**Exercise aim**
Quote all lines below exactly. Images stay out.

==============================

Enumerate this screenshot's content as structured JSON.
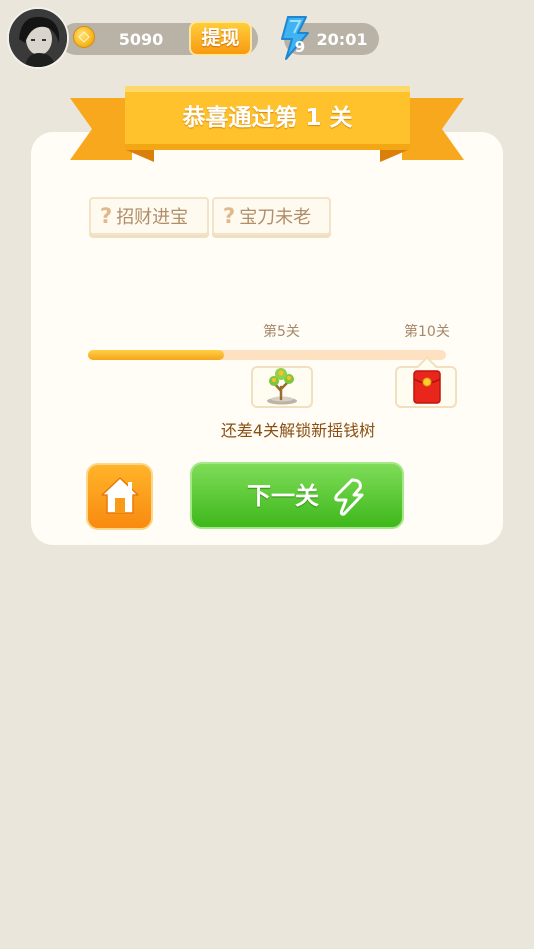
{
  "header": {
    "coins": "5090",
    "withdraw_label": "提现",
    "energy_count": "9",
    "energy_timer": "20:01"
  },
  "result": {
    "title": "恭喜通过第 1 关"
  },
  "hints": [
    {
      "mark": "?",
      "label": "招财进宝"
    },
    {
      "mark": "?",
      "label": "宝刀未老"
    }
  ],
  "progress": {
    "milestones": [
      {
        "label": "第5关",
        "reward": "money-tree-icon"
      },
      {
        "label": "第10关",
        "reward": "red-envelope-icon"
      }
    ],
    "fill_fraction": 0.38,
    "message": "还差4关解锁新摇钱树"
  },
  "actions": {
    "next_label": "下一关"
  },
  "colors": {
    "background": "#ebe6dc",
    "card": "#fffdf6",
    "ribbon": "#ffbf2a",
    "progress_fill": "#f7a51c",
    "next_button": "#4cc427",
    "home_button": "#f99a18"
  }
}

==============================

**Answer to the task**
Enumerate this screenshot's content as structured JSON.
{
  "header": {
    "coins": "5090",
    "withdraw_label": "提现",
    "energy_count": "9",
    "energy_timer": "20:01"
  },
  "result": {
    "title": "恭喜通过第 1 关"
  },
  "hints": [
    {
      "mark": "?",
      "label": "招财进宝"
    },
    {
      "mark": "?",
      "label": "宝刀未老"
    }
  ],
  "progress": {
    "milestones": [
      {
        "label": "第5关",
        "reward": "money-tree-icon"
      },
      {
        "label": "第10关",
        "reward": "red-envelope-icon"
      }
    ],
    "fill_fraction": 0.38,
    "message": "还差4关解锁新摇钱树"
  },
  "actions": {
    "next_label": "下一关"
  },
  "colors": {
    "background": "#ebe6dc",
    "card": "#fffdf6",
    "ribbon": "#ffbf2a",
    "progress_fill": "#f7a51c",
    "next_button": "#4cc427",
    "home_button": "#f99a18"
  }
}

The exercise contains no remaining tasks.